-- start of Record set --

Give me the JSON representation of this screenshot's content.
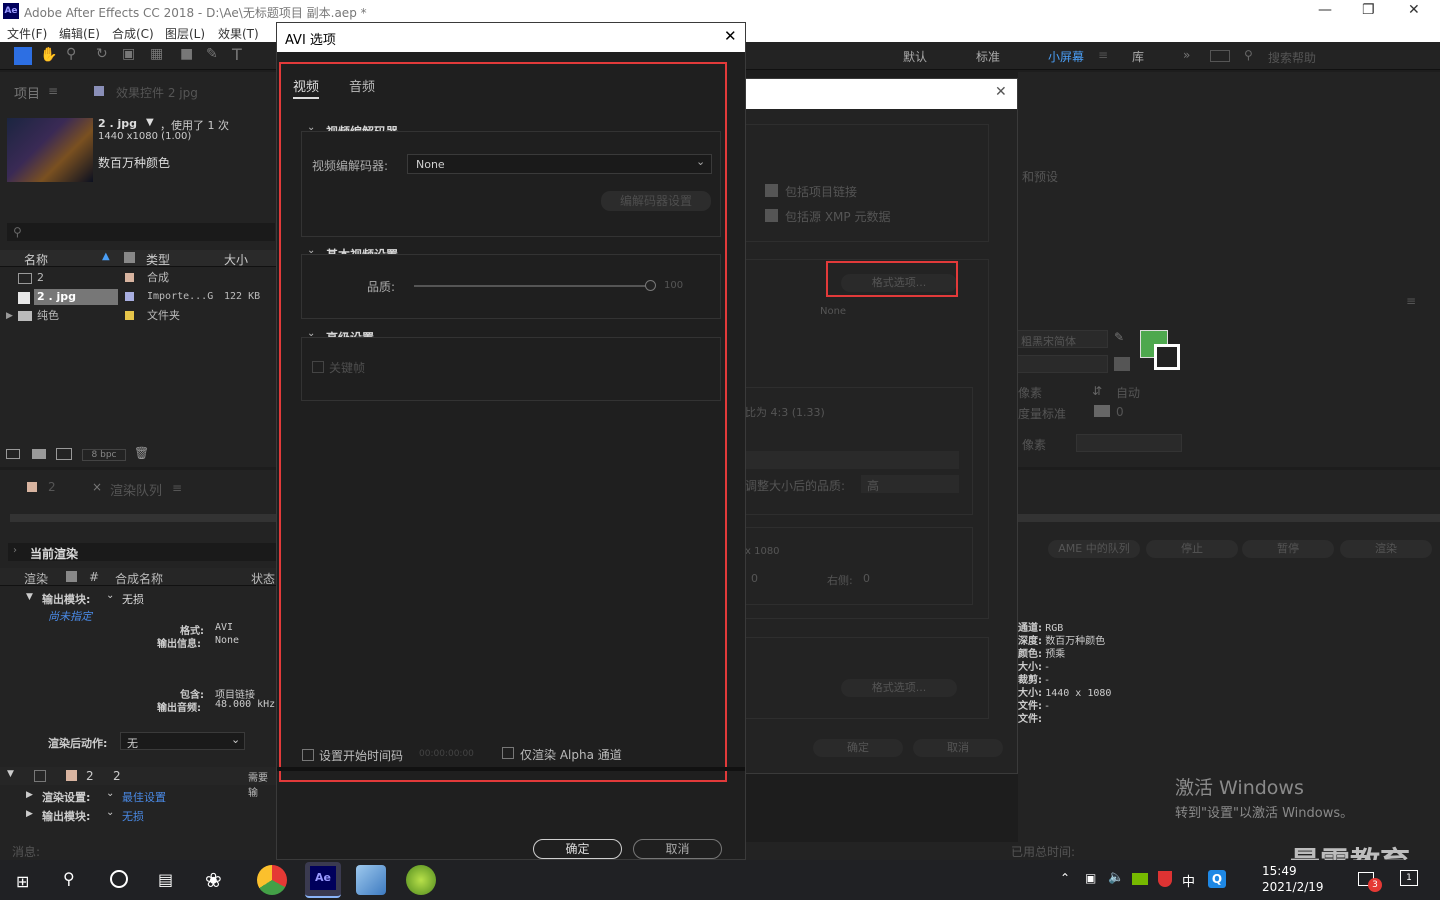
{
  "app": {
    "title": "Adobe After Effects CC 2018 - D:\\Ae\\无标题项目 副本.aep *",
    "logo": "Ae"
  },
  "menu": [
    "文件(F)",
    "编辑(E)",
    "合成(C)",
    "图层(L)",
    "效果(T)"
  ],
  "workspaces": [
    "默认",
    "标准",
    "小屏幕",
    "库"
  ],
  "search_help": "搜索帮助",
  "project": {
    "tab": "项目",
    "tab2": "效果控件 2 jpg",
    "file": "2 . jpg",
    "used": "，使用了 1 次",
    "dims": "1440 x1080 (1.00)",
    "colors": "数百万种颜色",
    "cols": [
      "名称",
      "类型",
      "大小"
    ],
    "rows": [
      {
        "name": "2",
        "type": "合成",
        "size": ""
      },
      {
        "name": "2 . jpg",
        "type": "Importe...G",
        "size": "122 KB"
      },
      {
        "name": "纯色",
        "type": "文件夹",
        "size": ""
      }
    ],
    "bpc": "8 bpc"
  },
  "render": {
    "tab1": "2",
    "tab2": "渲染队列",
    "current": "当前渲染",
    "cols": [
      "渲染",
      "#",
      "合成名称",
      "状态"
    ],
    "output_module_label": "输出模块:",
    "output_module_value": "无损",
    "not_specified": "尚未指定",
    "format_label": "格式:",
    "format_value": "AVI",
    "output_info_label": "输出信息:",
    "output_info_value": "None",
    "include_label": "包含:",
    "include_value": "项目链接",
    "audio_label": "输出音频:",
    "audio_value": "48.000 kHz",
    "post_label": "渲染后动作:",
    "post_value": "无",
    "item_num": "2",
    "item_name": "2",
    "status": "需要输",
    "render_settings_label": "渲染设置:",
    "render_settings_value": "最佳设置",
    "output_module2_label": "输出模块:",
    "output_module2_value": "无损",
    "msg": "消息:",
    "total_time": "已用总时间:"
  },
  "right": {
    "ame": "AME 中的队列",
    "stop": "停止",
    "pause": "暂停",
    "render": "渲染",
    "info": [
      {
        "k": "通道:",
        "v": "RGB"
      },
      {
        "k": "深度:",
        "v": "数百万种颜色"
      },
      {
        "k": "颜色:",
        "v": "预乘"
      },
      {
        "k": "大小:",
        "v": "-"
      },
      {
        "k": "裁剪:",
        "v": "-"
      },
      {
        "k": "大小:",
        "v": "1440 x 1080"
      },
      {
        "k": "文件:",
        "v": "-"
      },
      {
        "k": "文件:",
        "v": ""
      }
    ],
    "presets": "和预设",
    "font": "粗黑宋简体",
    "px1": "像素",
    "auto": "自动",
    "metric": "度量标准",
    "zero": "0",
    "px2": "像素"
  },
  "bgdialog": {
    "link": "包括项目链接",
    "xmp": "包括源 XMP 元数据",
    "format_opts": "格式选项...",
    "none": "None",
    "ratio": "比为 4:3 (1.33)",
    "quality_label": "调整大小后的品质:",
    "quality_value": "高",
    "size": "x 1080",
    "right": "右侧:",
    "right_val": "0",
    "left_val": "0",
    "format_opts2": "格式选项...",
    "ok": "确定",
    "cancel": "取消"
  },
  "dialog": {
    "title": "AVI 选项",
    "tabs": [
      "视频",
      "音频"
    ],
    "codec_section": "视频编解码器",
    "codec_label": "视频编解码器:",
    "codec_value": "None",
    "codec_settings": "编解码器设置",
    "basic_section": "基本视频设置",
    "quality_label": "品质:",
    "quality_value": "100",
    "adv_section": "高级设置",
    "keyframe": "关键帧",
    "start_tc": "设置开始时间码",
    "tc_value": "00:00:00:00",
    "alpha_only": "仅渲染 Alpha 通道",
    "ok": "确定",
    "cancel": "取消"
  },
  "watermark": {
    "line1": "激活 Windows",
    "line2": "转到\"设置\"以激活 Windows。",
    "brand": "最需教育"
  },
  "taskbar": {
    "time": "15:49",
    "date": "2021/2/19",
    "ime": "中",
    "badge": "3",
    "notif": "1"
  }
}
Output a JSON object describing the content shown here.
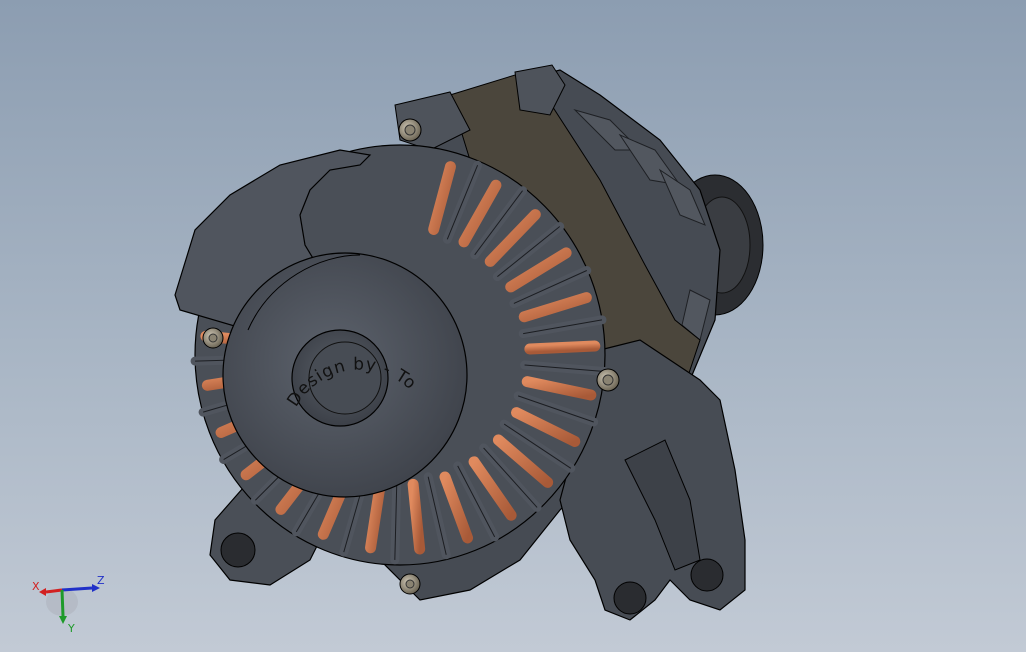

-- end of Record set --

** Short task **
Scan the material above. Copy each line that holds the word "Windows".

** Task output **
    "line1": "激活 Windows",
    "line2": "转到\"设置\"以激活 Windows。",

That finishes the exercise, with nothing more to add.